Extracted records
____
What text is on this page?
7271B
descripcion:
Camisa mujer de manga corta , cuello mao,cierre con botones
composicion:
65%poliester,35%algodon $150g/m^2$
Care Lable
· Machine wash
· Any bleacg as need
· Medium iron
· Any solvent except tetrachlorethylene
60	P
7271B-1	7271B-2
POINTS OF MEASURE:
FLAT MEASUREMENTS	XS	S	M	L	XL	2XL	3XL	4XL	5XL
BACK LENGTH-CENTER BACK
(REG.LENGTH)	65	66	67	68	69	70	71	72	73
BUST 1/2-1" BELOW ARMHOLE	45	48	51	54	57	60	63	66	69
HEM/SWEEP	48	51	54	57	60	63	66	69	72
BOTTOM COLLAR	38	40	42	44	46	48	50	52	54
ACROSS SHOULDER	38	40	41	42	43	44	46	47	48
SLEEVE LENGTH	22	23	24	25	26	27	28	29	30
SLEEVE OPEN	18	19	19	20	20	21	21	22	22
____
Set problem —
Which lines hold the string "LENGTH"? List them all.

Written solution —
BACK LENGTH-CENTER BACK
(REG.LENGTH)	65	66	67	68	69	70	71	72	73
SLEEVE LENGTH	22	23	24	25	26	27	28	29	30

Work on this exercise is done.